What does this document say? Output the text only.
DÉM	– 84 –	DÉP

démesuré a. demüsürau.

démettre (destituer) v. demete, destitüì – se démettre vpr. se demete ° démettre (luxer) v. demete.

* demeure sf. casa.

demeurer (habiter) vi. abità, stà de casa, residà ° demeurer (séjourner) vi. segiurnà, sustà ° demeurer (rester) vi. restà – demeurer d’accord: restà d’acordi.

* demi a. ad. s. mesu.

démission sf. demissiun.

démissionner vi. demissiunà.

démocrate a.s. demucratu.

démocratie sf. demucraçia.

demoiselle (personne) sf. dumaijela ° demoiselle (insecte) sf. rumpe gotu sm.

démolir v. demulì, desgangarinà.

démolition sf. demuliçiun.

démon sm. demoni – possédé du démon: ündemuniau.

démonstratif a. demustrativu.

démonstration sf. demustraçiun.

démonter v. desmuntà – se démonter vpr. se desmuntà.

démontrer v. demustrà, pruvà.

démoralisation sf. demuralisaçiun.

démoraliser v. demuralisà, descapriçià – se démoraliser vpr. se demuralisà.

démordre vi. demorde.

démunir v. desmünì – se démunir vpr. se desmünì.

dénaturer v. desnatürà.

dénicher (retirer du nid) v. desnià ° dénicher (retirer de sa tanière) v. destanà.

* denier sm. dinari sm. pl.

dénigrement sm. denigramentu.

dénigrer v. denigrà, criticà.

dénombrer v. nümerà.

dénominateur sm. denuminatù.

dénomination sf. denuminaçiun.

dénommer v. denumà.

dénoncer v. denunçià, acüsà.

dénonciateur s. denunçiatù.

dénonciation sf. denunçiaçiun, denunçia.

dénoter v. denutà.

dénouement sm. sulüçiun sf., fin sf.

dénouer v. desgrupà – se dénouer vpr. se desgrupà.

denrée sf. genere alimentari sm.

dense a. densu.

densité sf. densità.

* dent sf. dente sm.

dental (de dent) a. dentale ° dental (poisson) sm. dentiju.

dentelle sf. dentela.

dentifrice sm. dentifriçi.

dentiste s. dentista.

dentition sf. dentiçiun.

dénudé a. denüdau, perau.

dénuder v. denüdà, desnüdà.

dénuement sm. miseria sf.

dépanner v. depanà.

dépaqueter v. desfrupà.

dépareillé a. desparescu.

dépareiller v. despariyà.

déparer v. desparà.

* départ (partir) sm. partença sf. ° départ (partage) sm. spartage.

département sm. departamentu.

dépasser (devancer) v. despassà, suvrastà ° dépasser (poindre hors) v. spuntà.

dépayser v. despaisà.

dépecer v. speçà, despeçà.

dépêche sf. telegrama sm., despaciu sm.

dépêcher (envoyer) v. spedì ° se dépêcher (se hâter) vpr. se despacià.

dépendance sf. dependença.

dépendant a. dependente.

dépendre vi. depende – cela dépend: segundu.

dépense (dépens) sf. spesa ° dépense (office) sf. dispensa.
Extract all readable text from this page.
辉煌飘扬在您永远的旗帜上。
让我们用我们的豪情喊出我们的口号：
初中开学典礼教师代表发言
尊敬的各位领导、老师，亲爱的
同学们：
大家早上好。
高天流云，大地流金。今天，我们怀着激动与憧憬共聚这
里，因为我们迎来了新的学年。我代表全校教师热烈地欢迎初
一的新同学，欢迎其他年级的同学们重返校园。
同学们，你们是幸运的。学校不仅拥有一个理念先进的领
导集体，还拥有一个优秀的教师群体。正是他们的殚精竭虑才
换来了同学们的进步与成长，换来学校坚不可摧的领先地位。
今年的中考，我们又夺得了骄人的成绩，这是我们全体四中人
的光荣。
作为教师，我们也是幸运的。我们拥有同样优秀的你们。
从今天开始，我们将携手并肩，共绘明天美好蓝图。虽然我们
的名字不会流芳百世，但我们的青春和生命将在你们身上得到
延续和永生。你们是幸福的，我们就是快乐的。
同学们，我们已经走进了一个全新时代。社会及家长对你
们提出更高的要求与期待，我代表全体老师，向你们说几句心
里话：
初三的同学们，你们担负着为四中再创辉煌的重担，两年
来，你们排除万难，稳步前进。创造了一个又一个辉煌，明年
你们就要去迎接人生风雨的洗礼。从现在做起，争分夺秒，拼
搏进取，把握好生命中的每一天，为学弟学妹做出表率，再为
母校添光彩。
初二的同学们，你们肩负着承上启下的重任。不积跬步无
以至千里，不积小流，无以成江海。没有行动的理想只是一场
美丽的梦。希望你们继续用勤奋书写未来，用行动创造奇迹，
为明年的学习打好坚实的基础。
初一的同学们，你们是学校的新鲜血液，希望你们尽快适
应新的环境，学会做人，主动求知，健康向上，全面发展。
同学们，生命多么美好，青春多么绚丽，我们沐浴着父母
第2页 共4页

☆ ☆ ☆ ☆

**Requirements**. State the count of lines with the word "this" in them, and write nothing else.

**Solution to the problem**. 2